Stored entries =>
*****

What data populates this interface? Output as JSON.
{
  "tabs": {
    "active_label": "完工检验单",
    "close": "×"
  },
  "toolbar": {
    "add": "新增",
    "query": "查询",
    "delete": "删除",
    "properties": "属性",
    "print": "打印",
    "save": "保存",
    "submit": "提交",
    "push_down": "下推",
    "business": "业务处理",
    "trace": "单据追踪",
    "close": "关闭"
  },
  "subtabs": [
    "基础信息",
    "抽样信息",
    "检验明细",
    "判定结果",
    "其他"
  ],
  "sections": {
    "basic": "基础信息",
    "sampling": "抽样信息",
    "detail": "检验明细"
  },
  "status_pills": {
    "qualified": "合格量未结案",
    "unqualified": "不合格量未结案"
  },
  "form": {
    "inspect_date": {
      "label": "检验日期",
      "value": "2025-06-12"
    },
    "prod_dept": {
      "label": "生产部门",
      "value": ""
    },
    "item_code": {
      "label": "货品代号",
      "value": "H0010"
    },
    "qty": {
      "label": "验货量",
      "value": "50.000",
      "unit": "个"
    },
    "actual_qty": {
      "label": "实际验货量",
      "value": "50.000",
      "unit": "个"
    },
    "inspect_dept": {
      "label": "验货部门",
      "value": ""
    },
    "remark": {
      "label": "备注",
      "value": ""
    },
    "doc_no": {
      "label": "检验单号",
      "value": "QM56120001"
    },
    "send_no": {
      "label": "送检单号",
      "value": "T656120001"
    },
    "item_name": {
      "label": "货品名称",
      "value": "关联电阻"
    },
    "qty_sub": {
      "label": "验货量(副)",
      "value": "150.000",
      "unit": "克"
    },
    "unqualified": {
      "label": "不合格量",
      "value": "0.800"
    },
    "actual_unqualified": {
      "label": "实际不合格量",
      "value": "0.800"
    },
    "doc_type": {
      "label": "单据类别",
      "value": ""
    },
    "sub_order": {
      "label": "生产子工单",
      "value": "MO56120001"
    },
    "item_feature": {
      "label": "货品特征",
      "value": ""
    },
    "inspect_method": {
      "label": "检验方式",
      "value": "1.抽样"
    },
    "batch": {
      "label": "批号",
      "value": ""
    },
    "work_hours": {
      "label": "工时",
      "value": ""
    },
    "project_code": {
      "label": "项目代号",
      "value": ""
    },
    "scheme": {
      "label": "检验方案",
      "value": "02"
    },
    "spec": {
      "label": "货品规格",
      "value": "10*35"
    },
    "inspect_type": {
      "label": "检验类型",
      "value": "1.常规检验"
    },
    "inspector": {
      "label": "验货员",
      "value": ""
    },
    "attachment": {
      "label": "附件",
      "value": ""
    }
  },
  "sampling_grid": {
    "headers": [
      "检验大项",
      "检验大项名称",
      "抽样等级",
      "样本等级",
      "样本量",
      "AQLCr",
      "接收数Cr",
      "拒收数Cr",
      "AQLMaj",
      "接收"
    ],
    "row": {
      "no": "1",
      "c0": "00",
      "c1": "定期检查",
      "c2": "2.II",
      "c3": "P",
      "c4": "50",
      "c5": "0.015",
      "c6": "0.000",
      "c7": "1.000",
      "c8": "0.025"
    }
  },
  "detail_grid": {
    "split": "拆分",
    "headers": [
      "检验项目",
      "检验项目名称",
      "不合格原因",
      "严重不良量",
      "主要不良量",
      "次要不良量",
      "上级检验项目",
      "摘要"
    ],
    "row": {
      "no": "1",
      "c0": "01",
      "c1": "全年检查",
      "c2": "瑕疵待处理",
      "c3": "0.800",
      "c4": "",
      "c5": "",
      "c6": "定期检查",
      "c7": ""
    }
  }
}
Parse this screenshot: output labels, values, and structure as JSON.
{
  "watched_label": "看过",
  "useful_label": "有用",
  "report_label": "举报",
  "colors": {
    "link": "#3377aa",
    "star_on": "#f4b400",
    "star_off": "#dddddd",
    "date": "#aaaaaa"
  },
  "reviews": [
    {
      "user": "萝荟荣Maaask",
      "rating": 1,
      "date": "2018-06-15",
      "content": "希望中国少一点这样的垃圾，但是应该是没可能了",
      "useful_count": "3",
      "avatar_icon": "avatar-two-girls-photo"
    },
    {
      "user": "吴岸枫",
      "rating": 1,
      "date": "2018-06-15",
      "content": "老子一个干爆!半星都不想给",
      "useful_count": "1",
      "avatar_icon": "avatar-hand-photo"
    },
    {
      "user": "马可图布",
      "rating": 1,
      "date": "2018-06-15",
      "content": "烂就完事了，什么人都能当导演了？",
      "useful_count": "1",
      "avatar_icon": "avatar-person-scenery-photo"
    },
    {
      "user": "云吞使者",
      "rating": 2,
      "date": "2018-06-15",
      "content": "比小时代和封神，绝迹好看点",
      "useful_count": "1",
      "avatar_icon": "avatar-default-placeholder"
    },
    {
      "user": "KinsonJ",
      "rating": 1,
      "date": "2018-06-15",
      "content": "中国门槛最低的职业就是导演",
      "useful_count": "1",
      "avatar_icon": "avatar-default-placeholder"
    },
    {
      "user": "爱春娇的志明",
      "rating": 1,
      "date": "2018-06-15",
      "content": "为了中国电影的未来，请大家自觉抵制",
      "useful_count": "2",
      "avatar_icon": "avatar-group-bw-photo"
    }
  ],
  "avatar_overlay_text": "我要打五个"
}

*****

EXERCISE DIRECTIONS => Print out every entry, keeping each one exact.

RESPONSE =>
What data populates this interface? Output as JSON.
{
  "tabs": {
    "active_label": "完工检验单",
    "close": "×"
  },
  "toolbar": {
    "add": "新增",
    "query": "查询",
    "delete": "删除",
    "properties": "属性",
    "print": "打印",
    "save": "保存",
    "submit": "提交",
    "push_down": "下推",
    "business": "业务处理",
    "trace": "单据追踪",
    "close": "关闭"
  },
  "subtabs": [
    "基础信息",
    "抽样信息",
    "检验明细",
    "判定结果",
    "其他"
  ],
  "sections": {
    "basic": "基础信息",
    "sampling": "抽样信息",
    "detail": "检验明细"
  },
  "status_pills": {
    "qualified": "合格量未结案",
    "unqualified": "不合格量未结案"
  },
  "form": {
    "inspect_date": {
      "label": "检验日期",
      "value": "2025-06-12"
    },
    "prod_dept": {
      "label": "生产部门",
      "value": ""
    },
    "item_code": {
      "label": "货品代号",
      "value": "H0010"
    },
    "qty": {
      "label": "验货量",
      "value": "50.000",
      "unit": "个"
    },
    "actual_qty": {
      "label": "实际验货量",
      "value": "50.000",
      "unit": "个"
    },
    "inspect_dept": {
      "label": "验货部门",
      "value": ""
    },
    "remark": {
      "label": "备注",
      "value": ""
    },
    "doc_no": {
      "label": "检验单号",
      "value": "QM56120001"
    },
    "send_no": {
      "label": "送检单号",
      "value": "T656120001"
    },
    "item_name": {
      "label": "货品名称",
      "value": "关联电阻"
    },
    "qty_sub": {
      "label": "验货量(副)",
      "value": "150.000",
      "unit": "克"
    },
    "unqualified": {
      "label": "不合格量",
      "value": "0.800"
    },
    "actual_unqualified": {
      "label": "实际不合格量",
      "value": "0.800"
    },
    "doc_type": {
      "label": "单据类别",
      "value": ""
    },
    "sub_order": {
      "label": "生产子工单",
      "value": "MO56120001"
    },
    "item_feature": {
      "label": "货品特征",
      "value": ""
    },
    "inspect_method": {
      "label": "检验方式",
      "value": "1.抽样"
    },
    "batch": {
      "label": "批号",
      "value": ""
    },
    "work_hours": {
      "label": "工时",
      "value": ""
    },
    "project_code": {
      "label": "项目代号",
      "value": ""
    },
    "scheme": {
      "label": "检验方案",
      "value": "02"
    },
    "spec": {
      "label": "货品规格",
      "value": "10*35"
    },
    "inspect_type": {
      "label": "检验类型",
      "value": "1.常规检验"
    },
    "inspector": {
      "label": "验货员",
      "value": ""
    },
    "attachment": {
      "label": "附件",
      "value": ""
    }
  },
  "sampling_grid": {
    "headers": [
      "检验大项",
      "检验大项名称",
      "抽样等级",
      "样本等级",
      "样本量",
      "AQLCr",
      "接收数Cr",
      "拒收数Cr",
      "AQLMaj",
      "接收"
    ],
    "row": {
      "no": "1",
      "c0": "00",
      "c1": "定期检查",
      "c2": "2.II",
      "c3": "P",
      "c4": "50",
      "c5": "0.015",
      "c6": "0.000",
      "c7": "1.000",
      "c8": "0.025"
    }
  },
  "detail_grid": {
    "split": "拆分",
    "headers": [
      "检验项目",
      "检验项目名称",
      "不合格原因",
      "严重不良量",
      "主要不良量",
      "次要不良量",
      "上级检验项目",
      "摘要"
    ],
    "row": {
      "no": "1",
      "c0": "01",
      "c1": "全年检查",
      "c2": "瑕疵待处理",
      "c3": "0.800",
      "c4": "",
      "c5": "",
      "c6": "定期检查",
      "c7": ""
    }
  }
}
Parse this screenshot: output labels, values, and structure as JSON.
{
  "watched_label": "看过",
  "useful_label": "有用",
  "report_label": "举报",
  "colors": {
    "link": "#3377aa",
    "star_on": "#f4b400",
    "star_off": "#dddddd",
    "date": "#aaaaaa"
  },
  "reviews": [
    {
      "user": "萝荟荣Maaask",
      "rating": 1,
      "date": "2018-06-15",
      "content": "希望中国少一点这样的垃圾，但是应该是没可能了",
      "useful_count": "3",
      "avatar_icon": "avatar-two-girls-photo"
    },
    {
      "user": "吴岸枫",
      "rating": 1,
      "date": "2018-06-15",
      "content": "老子一个干爆!半星都不想给",
      "useful_count": "1",
      "avatar_icon": "avatar-hand-photo"
    },
    {
      "user": "马可图布",
      "rating": 1,
      "date": "2018-06-15",
      "content": "烂就完事了，什么人都能当导演了？",
      "useful_count": "1",
      "avatar_icon": "avatar-person-scenery-photo"
    },
    {
      "user": "云吞使者",
      "rating": 2,
      "date": "2018-06-15",
      "content": "比小时代和封神，绝迹好看点",
      "useful_count": "1",
      "avatar_icon": "avatar-default-placeholder"
    },
    {
      "user": "KinsonJ",
      "rating": 1,
      "date": "2018-06-15",
      "content": "中国门槛最低的职业就是导演",
      "useful_count": "1",
      "avatar_icon": "avatar-default-placeholder"
    },
    {
      "user": "爱春娇的志明",
      "rating": 1,
      "date": "2018-06-15",
      "content": "为了中国电影的未来，请大家自觉抵制",
      "useful_count": "2",
      "avatar_icon": "avatar-group-bw-photo"
    }
  ],
  "avatar_overlay_text": "我要打五个"
}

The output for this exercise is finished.